(AIM OF THE TASK) Collect all the lines that mention the word "screenshot".

(EXTRACTED INFORMATION)
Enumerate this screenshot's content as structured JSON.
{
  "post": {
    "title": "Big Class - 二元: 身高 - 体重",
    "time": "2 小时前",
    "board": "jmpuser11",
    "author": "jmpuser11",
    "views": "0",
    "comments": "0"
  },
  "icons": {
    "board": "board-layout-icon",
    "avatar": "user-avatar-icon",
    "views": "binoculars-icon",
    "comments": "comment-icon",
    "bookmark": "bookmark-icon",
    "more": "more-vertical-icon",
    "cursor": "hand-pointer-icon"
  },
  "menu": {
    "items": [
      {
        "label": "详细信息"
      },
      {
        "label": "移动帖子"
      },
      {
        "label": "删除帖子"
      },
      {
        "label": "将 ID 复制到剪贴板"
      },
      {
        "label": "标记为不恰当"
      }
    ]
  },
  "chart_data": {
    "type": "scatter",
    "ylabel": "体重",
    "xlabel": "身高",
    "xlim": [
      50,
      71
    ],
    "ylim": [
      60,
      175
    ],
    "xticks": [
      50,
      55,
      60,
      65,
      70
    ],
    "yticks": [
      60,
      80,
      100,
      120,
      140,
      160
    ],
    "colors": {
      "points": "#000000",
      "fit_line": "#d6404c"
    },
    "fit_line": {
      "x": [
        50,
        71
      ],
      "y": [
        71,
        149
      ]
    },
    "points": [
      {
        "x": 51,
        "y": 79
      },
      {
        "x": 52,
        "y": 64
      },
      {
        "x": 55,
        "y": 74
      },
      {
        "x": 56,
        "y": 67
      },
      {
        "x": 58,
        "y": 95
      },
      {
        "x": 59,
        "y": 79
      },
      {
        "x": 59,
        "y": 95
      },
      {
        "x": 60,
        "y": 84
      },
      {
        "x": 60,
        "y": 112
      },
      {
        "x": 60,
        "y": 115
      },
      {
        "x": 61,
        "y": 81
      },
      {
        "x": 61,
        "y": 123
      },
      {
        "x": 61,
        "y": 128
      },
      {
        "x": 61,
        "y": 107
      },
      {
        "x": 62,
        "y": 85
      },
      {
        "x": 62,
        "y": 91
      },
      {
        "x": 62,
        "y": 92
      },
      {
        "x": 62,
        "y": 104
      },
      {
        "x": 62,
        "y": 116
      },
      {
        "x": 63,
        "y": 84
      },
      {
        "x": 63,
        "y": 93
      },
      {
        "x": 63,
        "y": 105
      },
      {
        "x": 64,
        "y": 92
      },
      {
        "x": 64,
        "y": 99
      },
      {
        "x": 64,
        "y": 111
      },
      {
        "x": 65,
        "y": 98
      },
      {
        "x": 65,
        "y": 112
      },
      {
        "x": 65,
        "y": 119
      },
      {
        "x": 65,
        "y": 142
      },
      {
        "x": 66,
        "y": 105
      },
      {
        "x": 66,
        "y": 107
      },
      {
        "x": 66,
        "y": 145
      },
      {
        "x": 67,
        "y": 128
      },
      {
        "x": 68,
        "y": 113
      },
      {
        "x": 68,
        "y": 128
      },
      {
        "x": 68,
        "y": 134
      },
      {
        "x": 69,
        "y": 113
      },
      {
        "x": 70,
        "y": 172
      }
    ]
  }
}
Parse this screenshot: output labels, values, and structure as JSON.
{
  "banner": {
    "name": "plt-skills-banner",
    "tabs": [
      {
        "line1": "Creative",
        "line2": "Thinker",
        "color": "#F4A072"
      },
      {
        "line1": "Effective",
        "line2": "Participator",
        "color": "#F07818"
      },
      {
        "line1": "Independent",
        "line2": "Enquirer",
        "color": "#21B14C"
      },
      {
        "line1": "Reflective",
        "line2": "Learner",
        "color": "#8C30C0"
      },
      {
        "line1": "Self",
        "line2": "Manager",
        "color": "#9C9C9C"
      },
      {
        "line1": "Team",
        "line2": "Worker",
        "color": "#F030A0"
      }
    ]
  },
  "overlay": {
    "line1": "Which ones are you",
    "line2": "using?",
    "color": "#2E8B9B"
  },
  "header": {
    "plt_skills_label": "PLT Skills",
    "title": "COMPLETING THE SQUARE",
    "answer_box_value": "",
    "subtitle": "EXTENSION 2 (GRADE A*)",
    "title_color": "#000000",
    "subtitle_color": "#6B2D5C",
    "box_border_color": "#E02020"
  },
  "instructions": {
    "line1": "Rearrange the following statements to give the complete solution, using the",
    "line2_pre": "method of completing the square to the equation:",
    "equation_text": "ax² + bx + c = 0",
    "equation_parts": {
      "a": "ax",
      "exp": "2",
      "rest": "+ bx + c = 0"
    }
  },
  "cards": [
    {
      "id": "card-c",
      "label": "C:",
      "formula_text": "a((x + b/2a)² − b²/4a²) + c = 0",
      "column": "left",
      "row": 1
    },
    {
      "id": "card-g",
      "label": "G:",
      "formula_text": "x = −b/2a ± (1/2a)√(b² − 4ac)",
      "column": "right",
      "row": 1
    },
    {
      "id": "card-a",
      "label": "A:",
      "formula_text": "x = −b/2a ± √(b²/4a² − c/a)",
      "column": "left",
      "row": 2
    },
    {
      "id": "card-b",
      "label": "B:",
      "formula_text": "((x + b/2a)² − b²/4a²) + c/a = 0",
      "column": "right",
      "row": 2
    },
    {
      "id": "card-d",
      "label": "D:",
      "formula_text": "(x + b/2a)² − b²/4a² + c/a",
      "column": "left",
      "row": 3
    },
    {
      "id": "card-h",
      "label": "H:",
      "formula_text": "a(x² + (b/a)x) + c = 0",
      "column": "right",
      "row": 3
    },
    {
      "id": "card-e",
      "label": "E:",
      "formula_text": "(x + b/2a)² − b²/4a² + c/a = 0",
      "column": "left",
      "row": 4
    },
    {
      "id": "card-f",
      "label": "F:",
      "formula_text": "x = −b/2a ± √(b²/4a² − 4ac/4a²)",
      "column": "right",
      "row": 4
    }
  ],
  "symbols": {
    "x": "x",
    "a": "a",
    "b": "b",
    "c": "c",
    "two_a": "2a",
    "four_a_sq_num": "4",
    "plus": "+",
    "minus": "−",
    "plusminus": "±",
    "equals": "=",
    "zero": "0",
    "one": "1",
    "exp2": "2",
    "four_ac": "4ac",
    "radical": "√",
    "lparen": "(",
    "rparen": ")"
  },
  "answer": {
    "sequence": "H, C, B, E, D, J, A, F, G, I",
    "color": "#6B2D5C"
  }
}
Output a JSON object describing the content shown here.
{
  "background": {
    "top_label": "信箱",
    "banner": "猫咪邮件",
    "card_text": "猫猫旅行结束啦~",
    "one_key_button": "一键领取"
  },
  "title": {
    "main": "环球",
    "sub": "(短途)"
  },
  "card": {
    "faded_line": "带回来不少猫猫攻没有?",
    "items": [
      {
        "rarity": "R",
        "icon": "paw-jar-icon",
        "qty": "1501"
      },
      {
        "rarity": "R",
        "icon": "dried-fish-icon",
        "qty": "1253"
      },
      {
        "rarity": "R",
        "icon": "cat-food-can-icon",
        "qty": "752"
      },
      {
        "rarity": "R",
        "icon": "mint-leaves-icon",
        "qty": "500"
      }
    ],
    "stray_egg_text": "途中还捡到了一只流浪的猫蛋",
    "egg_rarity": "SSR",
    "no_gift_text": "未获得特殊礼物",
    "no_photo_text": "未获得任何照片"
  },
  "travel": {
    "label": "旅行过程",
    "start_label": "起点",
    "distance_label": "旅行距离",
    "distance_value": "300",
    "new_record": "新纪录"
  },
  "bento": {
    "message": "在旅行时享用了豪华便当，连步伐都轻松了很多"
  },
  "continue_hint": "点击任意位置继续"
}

(WRITTEN RESPONSE)
Enumerate this screenshot's content as structured JSON.
Parse this screenshot: output labels, values, and structure as JSON.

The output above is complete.